__What you will do__:
Check each line of the records below for the word "domain" and copy those where it appears.

--- START OF Exercise material ---

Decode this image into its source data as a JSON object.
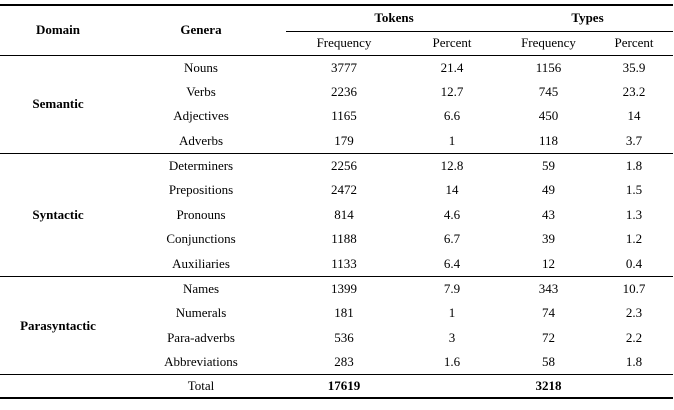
{
  "header": {
    "domain": "Domain",
    "genera": "Genera",
    "tokens": "Tokens",
    "types": "Types",
    "frequency": "Frequency",
    "percent": "Percent"
  },
  "groups": [
    {
      "domain": "Semantic",
      "rows": [
        {
          "genus": "Nouns",
          "tok_freq": "3777",
          "tok_pct": "21.4",
          "typ_freq": "1156",
          "typ_pct": "35.9"
        },
        {
          "genus": "Verbs",
          "tok_freq": "2236",
          "tok_pct": "12.7",
          "typ_freq": "745",
          "typ_pct": "23.2"
        },
        {
          "genus": "Adjectives",
          "tok_freq": "1165",
          "tok_pct": "6.6",
          "typ_freq": "450",
          "typ_pct": "14"
        },
        {
          "genus": "Adverbs",
          "tok_freq": "179",
          "tok_pct": "1",
          "typ_freq": "118",
          "typ_pct": "3.7"
        }
      ]
    },
    {
      "domain": "Syntactic",
      "rows": [
        {
          "genus": "Determiners",
          "tok_freq": "2256",
          "tok_pct": "12.8",
          "typ_freq": "59",
          "typ_pct": "1.8"
        },
        {
          "genus": "Prepositions",
          "tok_freq": "2472",
          "tok_pct": "14",
          "typ_freq": "49",
          "typ_pct": "1.5"
        },
        {
          "genus": "Pronouns",
          "tok_freq": "814",
          "tok_pct": "4.6",
          "typ_freq": "43",
          "typ_pct": "1.3"
        },
        {
          "genus": "Conjunctions",
          "tok_freq": "1188",
          "tok_pct": "6.7",
          "typ_freq": "39",
          "typ_pct": "1.2"
        },
        {
          "genus": "Auxiliaries",
          "tok_freq": "1133",
          "tok_pct": "6.4",
          "typ_freq": "12",
          "typ_pct": "0.4"
        }
      ]
    },
    {
      "domain": "Parasyntactic",
      "rows": [
        {
          "genus": "Names",
          "tok_freq": "1399",
          "tok_pct": "7.9",
          "typ_freq": "343",
          "typ_pct": "10.7"
        },
        {
          "genus": "Numerals",
          "tok_freq": "181",
          "tok_pct": "1",
          "typ_freq": "74",
          "typ_pct": "2.3"
        },
        {
          "genus": "Para-adverbs",
          "tok_freq": "536",
          "tok_pct": "3",
          "typ_freq": "72",
          "typ_pct": "2.2"
        },
        {
          "genus": "Abbreviations",
          "tok_freq": "283",
          "tok_pct": "1.6",
          "typ_freq": "58",
          "typ_pct": "1.8"
        }
      ]
    }
  ],
  "total": {
    "label": "Total",
    "tok_freq": "17619",
    "typ_freq": "3218"
  }
}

--- END OF Exercise material ---

__Exercise answer__:
    "domain": "Domain",
      "domain": "Semantic",
      "domain": "Syntactic",
      "domain": "Parasyntactic",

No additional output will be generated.